▶ Task to carry out
Reproduce the listing word for word. Skip any image.

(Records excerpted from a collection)
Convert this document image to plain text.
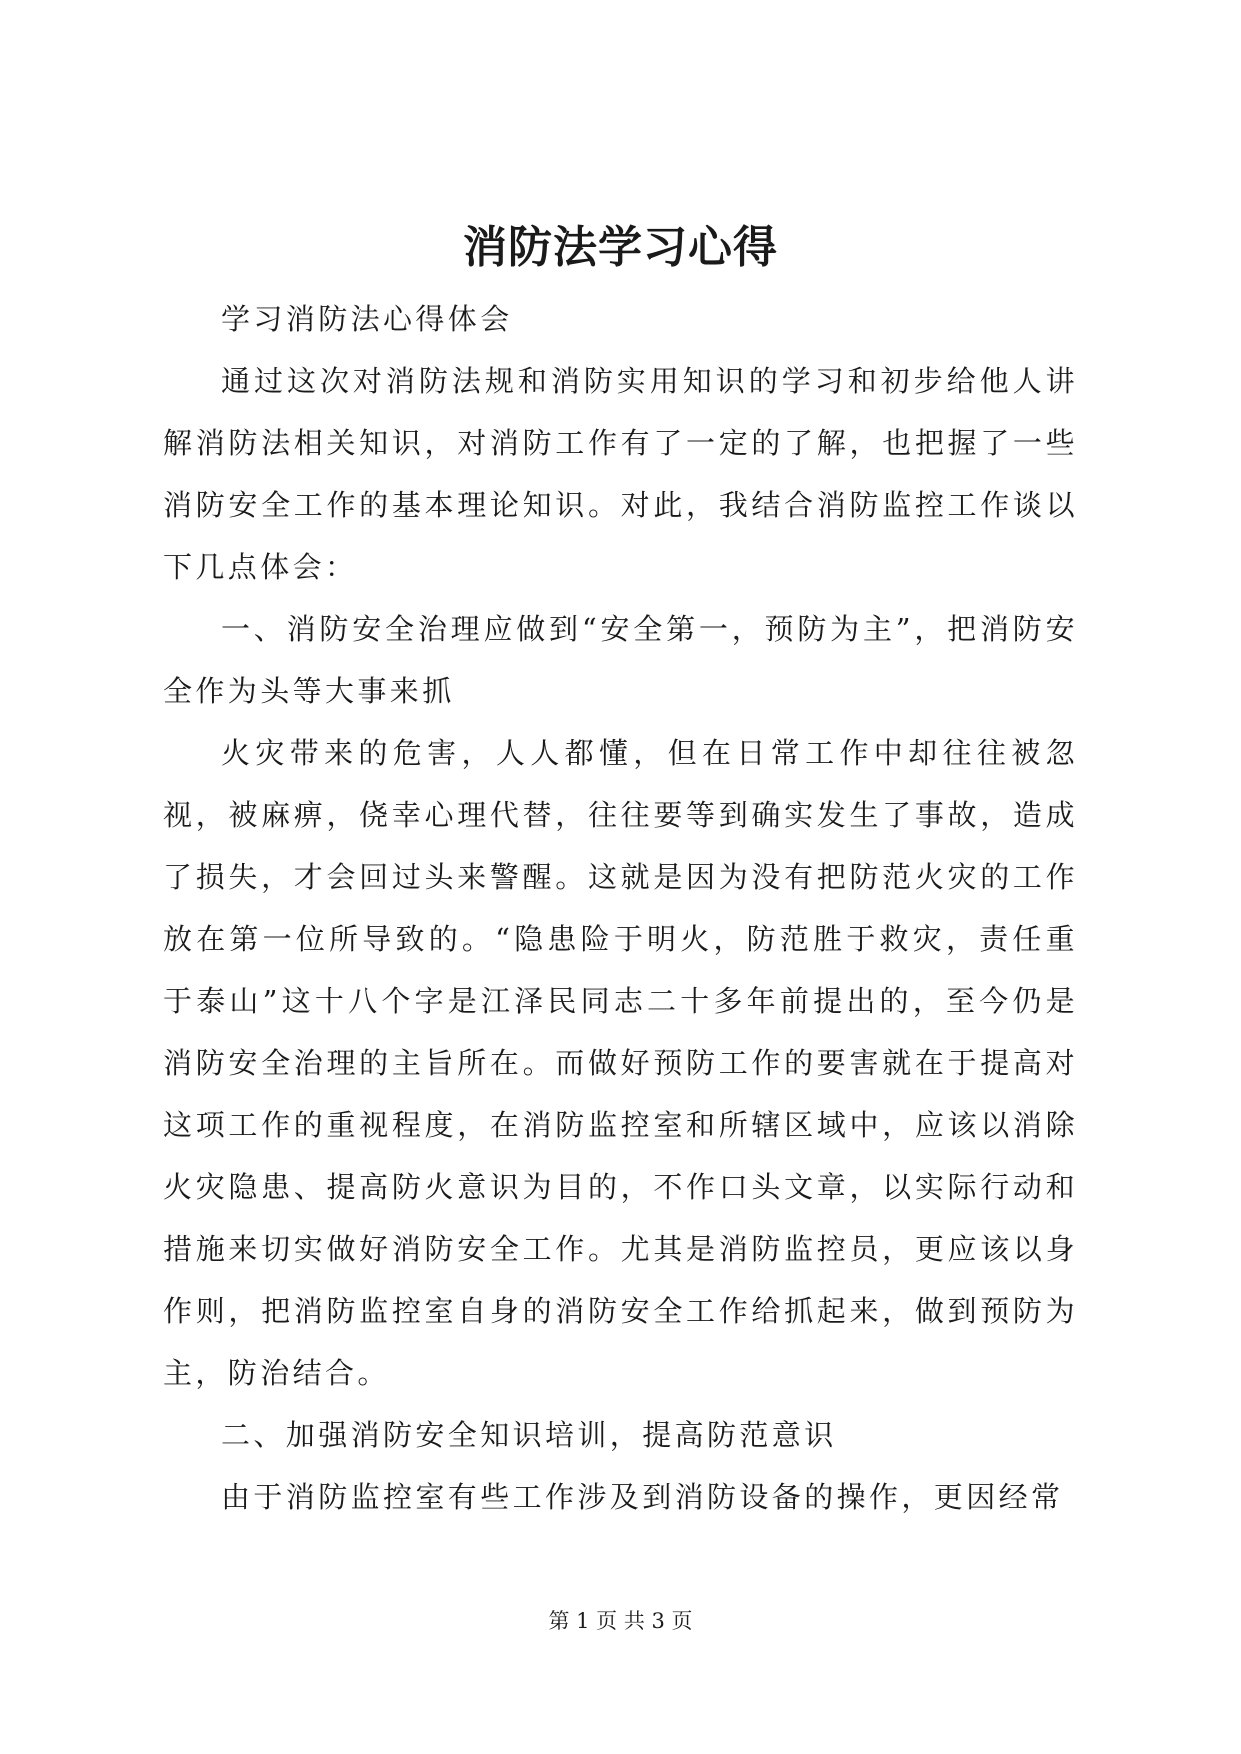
消防法学习心得

学习消防法心得体会

通过这次对消防法规和消防实用知识的学习和初步给他人讲解消防法相关知识，对消防工作有了一定的了解，也把握了一些消防安全工作的基本理论知识。对此，我结合消防监控工作谈以下几点体会：

一、消防安全治理应做到“安全第一，预防为主”，把消防安全作为头等大事来抓

火灾带来的危害，人人都懂，但在日常工作中却往往被忽视，被麻痹，侥幸心理代替，往往要等到确实发生了事故，造成了损失，才会回过头来警醒。这就是因为没有把防范火灾的工作放在第一位所导致的。“隐患险于明火，防范胜于救灾，责任重于泰山”这十八个字是江泽民同志二十多年前提出的，至今仍是消防安全治理的主旨所在。而做好预防工作的要害就在于提高对这项工作的重视程度，在消防监控室和所辖区域中，应该以消除火灾隐患、提高防火意识为目的，不作口头文章，以实际行动和措施来切实做好消防安全工作。尤其是消防监控员，更应该以身作则，把消防监控室自身的消防安全工作给抓起来，做到预防为主，防治结合。

二、加强消防安全知识培训，提高防范意识

由于消防监控室有些工作涉及到消防设备的操作，更因经常

第 1 页 共 3 页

▶ Result for this exercise
Convert this document image to plain text.
消防法学习心得

学习消防法心得体会

通过这次对消防法规和消防实用知识的学习和初步给他人讲解消防法相关知识，对消防工作有了一定的了解，也把握了一些消防安全工作的基本理论知识。对此，我结合消防监控工作谈以下几点体会：

一、消防安全治理应做到“安全第一，预防为主”，把消防安全作为头等大事来抓

火灾带来的危害，人人都懂，但在日常工作中却往往被忽视，被麻痹，侥幸心理代替，往往要等到确实发生了事故，造成了损失，才会回过头来警醒。这就是因为没有把防范火灾的工作放在第一位所导致的。“隐患险于明火，防范胜于救灾，责任重于泰山”这十八个字是江泽民同志二十多年前提出的，至今仍是消防安全治理的主旨所在。而做好预防工作的要害就在于提高对这项工作的重视程度，在消防监控室和所辖区域中，应该以消除火灾隐患、提高防火意识为目的，不作口头文章，以实际行动和措施来切实做好消防安全工作。尤其是消防监控员，更应该以身作则，把消防监控室自身的消防安全工作给抓起来，做到预防为主，防治结合。

二、加强消防安全知识培训，提高防范意识

由于消防监控室有些工作涉及到消防设备的操作，更因经常

第 1 页 共 3 页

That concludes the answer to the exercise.